● **ENTRIES PROVIDED**

□ □ □

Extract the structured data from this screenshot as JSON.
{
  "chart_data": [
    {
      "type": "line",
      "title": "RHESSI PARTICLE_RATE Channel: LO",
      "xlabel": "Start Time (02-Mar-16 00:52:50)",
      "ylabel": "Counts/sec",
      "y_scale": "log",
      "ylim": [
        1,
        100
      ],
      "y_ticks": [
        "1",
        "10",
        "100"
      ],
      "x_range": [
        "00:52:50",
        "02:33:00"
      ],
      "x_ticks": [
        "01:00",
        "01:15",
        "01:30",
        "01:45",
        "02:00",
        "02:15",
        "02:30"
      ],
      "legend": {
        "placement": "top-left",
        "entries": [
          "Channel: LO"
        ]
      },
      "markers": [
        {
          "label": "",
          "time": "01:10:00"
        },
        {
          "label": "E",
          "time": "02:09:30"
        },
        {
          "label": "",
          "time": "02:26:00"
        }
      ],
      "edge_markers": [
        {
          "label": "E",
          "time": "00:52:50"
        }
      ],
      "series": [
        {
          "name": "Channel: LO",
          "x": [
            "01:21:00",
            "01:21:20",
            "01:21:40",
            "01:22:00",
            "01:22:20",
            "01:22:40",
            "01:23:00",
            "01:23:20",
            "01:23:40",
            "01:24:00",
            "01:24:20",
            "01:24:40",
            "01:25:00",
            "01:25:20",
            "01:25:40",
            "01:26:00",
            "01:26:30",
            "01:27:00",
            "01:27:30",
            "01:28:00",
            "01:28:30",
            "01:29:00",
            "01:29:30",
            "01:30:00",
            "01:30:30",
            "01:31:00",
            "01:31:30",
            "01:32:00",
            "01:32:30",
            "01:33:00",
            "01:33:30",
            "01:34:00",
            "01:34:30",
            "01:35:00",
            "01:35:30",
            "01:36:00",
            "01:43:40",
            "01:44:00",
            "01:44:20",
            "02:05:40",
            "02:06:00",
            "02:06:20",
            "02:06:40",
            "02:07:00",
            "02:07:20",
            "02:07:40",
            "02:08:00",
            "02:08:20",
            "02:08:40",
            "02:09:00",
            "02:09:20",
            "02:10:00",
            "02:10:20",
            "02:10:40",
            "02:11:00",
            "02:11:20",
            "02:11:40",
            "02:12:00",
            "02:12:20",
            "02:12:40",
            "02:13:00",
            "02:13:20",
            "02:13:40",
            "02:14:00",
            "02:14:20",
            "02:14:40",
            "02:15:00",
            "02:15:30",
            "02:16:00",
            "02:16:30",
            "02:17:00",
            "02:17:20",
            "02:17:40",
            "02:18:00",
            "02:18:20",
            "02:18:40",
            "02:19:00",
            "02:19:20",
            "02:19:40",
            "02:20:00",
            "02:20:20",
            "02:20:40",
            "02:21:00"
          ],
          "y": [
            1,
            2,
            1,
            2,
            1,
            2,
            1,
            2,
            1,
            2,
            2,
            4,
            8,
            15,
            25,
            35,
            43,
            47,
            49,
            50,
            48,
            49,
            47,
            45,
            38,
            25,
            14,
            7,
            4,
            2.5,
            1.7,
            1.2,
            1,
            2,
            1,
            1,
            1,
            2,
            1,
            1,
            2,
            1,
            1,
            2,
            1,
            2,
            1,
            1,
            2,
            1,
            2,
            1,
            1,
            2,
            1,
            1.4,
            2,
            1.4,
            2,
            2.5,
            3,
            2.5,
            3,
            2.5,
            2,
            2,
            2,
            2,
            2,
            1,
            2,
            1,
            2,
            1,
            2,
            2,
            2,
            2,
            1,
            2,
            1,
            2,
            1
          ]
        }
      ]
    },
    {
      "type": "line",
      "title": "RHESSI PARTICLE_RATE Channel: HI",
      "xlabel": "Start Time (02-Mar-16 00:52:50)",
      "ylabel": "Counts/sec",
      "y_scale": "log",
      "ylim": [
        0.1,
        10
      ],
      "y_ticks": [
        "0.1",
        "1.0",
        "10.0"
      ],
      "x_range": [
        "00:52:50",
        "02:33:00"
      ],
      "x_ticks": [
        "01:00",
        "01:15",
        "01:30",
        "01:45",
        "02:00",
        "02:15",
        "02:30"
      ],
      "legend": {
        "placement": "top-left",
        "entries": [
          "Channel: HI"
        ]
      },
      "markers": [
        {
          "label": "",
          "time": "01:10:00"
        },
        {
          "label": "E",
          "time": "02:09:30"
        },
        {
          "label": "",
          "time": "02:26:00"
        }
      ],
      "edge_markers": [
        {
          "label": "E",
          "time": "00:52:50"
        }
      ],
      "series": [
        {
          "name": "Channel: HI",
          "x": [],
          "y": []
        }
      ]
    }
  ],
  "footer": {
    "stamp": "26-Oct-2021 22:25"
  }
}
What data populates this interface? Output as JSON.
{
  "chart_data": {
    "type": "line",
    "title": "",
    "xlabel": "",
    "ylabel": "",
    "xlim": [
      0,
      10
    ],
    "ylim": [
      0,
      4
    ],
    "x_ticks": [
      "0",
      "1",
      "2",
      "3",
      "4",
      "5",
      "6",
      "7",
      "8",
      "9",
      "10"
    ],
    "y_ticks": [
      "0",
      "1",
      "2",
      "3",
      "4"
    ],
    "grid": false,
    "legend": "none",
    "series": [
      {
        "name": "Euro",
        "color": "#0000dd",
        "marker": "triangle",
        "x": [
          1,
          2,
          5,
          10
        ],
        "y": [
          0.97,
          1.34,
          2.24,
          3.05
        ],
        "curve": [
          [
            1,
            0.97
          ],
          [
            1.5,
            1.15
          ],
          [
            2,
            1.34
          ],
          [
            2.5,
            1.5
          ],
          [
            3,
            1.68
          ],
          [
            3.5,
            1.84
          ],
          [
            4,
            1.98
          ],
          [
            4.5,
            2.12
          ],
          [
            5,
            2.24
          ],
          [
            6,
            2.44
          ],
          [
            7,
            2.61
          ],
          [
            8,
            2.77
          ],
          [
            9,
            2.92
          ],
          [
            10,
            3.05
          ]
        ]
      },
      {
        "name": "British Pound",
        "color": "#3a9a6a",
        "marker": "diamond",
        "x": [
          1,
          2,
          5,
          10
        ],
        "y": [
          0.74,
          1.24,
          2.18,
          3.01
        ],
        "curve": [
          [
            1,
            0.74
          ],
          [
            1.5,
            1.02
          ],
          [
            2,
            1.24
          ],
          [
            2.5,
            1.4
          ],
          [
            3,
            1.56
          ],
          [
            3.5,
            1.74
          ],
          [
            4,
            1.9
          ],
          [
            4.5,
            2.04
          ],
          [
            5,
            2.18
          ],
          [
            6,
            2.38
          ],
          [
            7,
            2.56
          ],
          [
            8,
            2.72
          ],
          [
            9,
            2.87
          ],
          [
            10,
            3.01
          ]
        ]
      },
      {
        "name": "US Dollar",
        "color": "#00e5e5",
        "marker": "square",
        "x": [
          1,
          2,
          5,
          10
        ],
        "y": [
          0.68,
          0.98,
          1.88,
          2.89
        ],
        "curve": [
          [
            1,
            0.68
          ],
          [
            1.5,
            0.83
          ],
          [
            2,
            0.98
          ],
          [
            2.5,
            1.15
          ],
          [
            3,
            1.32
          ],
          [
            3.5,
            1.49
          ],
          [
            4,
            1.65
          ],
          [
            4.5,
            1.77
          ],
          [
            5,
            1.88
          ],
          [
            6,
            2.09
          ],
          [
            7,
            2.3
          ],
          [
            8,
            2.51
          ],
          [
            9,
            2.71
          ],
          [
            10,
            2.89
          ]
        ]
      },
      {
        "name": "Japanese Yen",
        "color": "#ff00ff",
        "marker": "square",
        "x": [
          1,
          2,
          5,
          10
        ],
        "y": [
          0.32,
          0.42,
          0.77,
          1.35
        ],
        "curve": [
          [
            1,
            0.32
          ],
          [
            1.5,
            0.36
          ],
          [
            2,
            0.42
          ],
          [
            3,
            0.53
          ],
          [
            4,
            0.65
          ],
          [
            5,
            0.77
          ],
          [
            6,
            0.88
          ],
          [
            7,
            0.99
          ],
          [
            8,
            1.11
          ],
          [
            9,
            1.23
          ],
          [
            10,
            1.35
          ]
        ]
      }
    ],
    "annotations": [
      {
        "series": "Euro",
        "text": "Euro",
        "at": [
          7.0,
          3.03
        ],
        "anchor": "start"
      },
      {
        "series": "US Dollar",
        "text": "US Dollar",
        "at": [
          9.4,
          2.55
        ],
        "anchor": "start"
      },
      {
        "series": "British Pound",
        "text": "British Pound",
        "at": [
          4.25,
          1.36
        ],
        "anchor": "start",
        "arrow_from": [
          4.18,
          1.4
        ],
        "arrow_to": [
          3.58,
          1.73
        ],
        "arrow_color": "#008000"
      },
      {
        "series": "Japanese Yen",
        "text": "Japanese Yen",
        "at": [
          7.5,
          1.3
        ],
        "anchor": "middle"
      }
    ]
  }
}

□ □ □

Looking at the records above, count the lines where the word "series" appears. State only the number.

7